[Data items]
- - - - -
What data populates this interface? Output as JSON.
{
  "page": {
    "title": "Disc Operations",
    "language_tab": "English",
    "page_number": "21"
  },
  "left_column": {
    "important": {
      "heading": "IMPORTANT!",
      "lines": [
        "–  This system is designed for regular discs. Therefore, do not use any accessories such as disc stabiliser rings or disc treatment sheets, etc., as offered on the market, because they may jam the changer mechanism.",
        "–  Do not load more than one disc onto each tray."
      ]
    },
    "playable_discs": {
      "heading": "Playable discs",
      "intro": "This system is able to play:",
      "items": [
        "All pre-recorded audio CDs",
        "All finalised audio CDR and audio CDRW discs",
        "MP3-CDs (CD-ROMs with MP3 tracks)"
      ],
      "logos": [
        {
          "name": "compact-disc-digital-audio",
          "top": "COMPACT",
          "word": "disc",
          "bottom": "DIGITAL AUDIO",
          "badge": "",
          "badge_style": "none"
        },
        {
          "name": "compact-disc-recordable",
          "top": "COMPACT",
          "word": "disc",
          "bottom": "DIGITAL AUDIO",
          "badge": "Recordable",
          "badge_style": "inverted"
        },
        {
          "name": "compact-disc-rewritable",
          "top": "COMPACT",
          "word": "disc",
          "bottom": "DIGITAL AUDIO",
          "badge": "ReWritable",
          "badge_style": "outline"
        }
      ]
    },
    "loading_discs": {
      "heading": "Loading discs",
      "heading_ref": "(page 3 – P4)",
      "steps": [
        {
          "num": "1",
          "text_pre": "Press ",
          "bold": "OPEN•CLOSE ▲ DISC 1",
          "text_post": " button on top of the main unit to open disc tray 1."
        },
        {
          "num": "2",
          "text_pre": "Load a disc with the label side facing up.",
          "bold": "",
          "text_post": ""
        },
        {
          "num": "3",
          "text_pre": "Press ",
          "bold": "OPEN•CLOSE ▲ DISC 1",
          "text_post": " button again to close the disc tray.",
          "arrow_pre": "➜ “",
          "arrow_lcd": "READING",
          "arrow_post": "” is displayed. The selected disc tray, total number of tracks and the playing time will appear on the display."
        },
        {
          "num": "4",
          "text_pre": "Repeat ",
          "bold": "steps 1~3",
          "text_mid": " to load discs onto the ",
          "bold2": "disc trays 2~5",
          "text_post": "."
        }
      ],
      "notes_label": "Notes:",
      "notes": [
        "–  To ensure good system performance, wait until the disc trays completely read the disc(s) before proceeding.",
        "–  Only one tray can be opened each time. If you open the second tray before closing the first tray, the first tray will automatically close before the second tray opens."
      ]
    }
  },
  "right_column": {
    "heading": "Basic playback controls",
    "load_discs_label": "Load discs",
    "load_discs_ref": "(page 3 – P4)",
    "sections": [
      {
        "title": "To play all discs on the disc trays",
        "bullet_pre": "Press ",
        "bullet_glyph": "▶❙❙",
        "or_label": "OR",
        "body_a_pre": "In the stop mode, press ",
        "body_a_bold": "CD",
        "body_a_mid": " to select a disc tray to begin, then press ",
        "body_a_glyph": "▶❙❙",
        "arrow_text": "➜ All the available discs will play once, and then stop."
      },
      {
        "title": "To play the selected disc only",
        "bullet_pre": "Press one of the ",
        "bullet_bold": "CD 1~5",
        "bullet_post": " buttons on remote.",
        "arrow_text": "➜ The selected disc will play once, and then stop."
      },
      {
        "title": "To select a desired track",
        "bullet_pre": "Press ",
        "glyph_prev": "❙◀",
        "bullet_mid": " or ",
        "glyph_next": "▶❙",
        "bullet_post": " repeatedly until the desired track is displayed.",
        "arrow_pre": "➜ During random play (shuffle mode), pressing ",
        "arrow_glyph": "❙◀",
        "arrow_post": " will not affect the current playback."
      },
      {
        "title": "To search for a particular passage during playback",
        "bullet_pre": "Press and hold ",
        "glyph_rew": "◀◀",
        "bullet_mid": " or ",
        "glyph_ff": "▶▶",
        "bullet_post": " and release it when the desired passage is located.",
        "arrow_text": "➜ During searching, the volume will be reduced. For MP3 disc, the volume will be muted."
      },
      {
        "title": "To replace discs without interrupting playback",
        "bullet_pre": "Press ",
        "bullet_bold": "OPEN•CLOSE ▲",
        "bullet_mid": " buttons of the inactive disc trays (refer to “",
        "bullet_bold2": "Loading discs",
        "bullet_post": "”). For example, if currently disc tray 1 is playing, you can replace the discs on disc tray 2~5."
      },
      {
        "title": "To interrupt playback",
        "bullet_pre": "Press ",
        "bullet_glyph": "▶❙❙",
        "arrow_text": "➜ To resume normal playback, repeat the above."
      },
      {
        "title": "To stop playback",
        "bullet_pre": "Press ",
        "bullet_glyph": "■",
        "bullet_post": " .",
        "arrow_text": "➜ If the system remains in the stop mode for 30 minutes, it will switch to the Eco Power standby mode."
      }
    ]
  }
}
- - - - -
● What you are asked to do: Each entry must be reproduced verbatim.

● Written answer:
What data populates this interface? Output as JSON.
{
  "page": {
    "title": "Disc Operations",
    "language_tab": "English",
    "page_number": "21"
  },
  "left_column": {
    "important": {
      "heading": "IMPORTANT!",
      "lines": [
        "–  This system is designed for regular discs. Therefore, do not use any accessories such as disc stabiliser rings or disc treatment sheets, etc., as offered on the market, because they may jam the changer mechanism.",
        "–  Do not load more than one disc onto each tray."
      ]
    },
    "playable_discs": {
      "heading": "Playable discs",
      "intro": "This system is able to play:",
      "items": [
        "All pre-recorded audio CDs",
        "All finalised audio CDR and audio CDRW discs",
        "MP3-CDs (CD-ROMs with MP3 tracks)"
      ],
      "logos": [
        {
          "name": "compact-disc-digital-audio",
          "top": "COMPACT",
          "word": "disc",
          "bottom": "DIGITAL AUDIO",
          "badge": "",
          "badge_style": "none"
        },
        {
          "name": "compact-disc-recordable",
          "top": "COMPACT",
          "word": "disc",
          "bottom": "DIGITAL AUDIO",
          "badge": "Recordable",
          "badge_style": "inverted"
        },
        {
          "name": "compact-disc-rewritable",
          "top": "COMPACT",
          "word": "disc",
          "bottom": "DIGITAL AUDIO",
          "badge": "ReWritable",
          "badge_style": "outline"
        }
      ]
    },
    "loading_discs": {
      "heading": "Loading discs",
      "heading_ref": "(page 3 – P4)",
      "steps": [
        {
          "num": "1",
          "text_pre": "Press ",
          "bold": "OPEN•CLOSE ▲ DISC 1",
          "text_post": " button on top of the main unit to open disc tray 1."
        },
        {
          "num": "2",
          "text_pre": "Load a disc with the label side facing up.",
          "bold": "",
          "text_post": ""
        },
        {
          "num": "3",
          "text_pre": "Press ",
          "bold": "OPEN•CLOSE ▲ DISC 1",
          "text_post": " button again to close the disc tray.",
          "arrow_pre": "➜ “",
          "arrow_lcd": "READING",
          "arrow_post": "” is displayed. The selected disc tray, total number of tracks and the playing time will appear on the display."
        },
        {
          "num": "4",
          "text_pre": "Repeat ",
          "bold": "steps 1~3",
          "text_mid": " to load discs onto the ",
          "bold2": "disc trays 2~5",
          "text_post": "."
        }
      ],
      "notes_label": "Notes:",
      "notes": [
        "–  To ensure good system performance, wait until the disc trays completely read the disc(s) before proceeding.",
        "–  Only one tray can be opened each time. If you open the second tray before closing the first tray, the first tray will automatically close before the second tray opens."
      ]
    }
  },
  "right_column": {
    "heading": "Basic playback controls",
    "load_discs_label": "Load discs",
    "load_discs_ref": "(page 3 – P4)",
    "sections": [
      {
        "title": "To play all discs on the disc trays",
        "bullet_pre": "Press ",
        "bullet_glyph": "▶❙❙",
        "or_label": "OR",
        "body_a_pre": "In the stop mode, press ",
        "body_a_bold": "CD",
        "body_a_mid": " to select a disc tray to begin, then press ",
        "body_a_glyph": "▶❙❙",
        "arrow_text": "➜ All the available discs will play once, and then stop."
      },
      {
        "title": "To play the selected disc only",
        "bullet_pre": "Press one of the ",
        "bullet_bold": "CD 1~5",
        "bullet_post": " buttons on remote.",
        "arrow_text": "➜ The selected disc will play once, and then stop."
      },
      {
        "title": "To select a desired track",
        "bullet_pre": "Press ",
        "glyph_prev": "❙◀",
        "bullet_mid": " or ",
        "glyph_next": "▶❙",
        "bullet_post": " repeatedly until the desired track is displayed.",
        "arrow_pre": "➜ During random play (shuffle mode), pressing ",
        "arrow_glyph": "❙◀",
        "arrow_post": " will not affect the current playback."
      },
      {
        "title": "To search for a particular passage during playback",
        "bullet_pre": "Press and hold ",
        "glyph_rew": "◀◀",
        "bullet_mid": " or ",
        "glyph_ff": "▶▶",
        "bullet_post": " and release it when the desired passage is located.",
        "arrow_text": "➜ During searching, the volume will be reduced. For MP3 disc, the volume will be muted."
      },
      {
        "title": "To replace discs without interrupting playback",
        "bullet_pre": "Press ",
        "bullet_bold": "OPEN•CLOSE ▲",
        "bullet_mid": " buttons of the inactive disc trays (refer to “",
        "bullet_bold2": "Loading discs",
        "bullet_post": "”). For example, if currently disc tray 1 is playing, you can replace the discs on disc tray 2~5."
      },
      {
        "title": "To interrupt playback",
        "bullet_pre": "Press ",
        "bullet_glyph": "▶❙❙",
        "arrow_text": "➜ To resume normal playback, repeat the above."
      },
      {
        "title": "To stop playback",
        "bullet_pre": "Press ",
        "bullet_glyph": "■",
        "bullet_post": " .",
        "arrow_text": "➜ If the system remains in the stop mode for 30 minutes, it will switch to the Eco Power standby mode."
      }
    ]
  }
}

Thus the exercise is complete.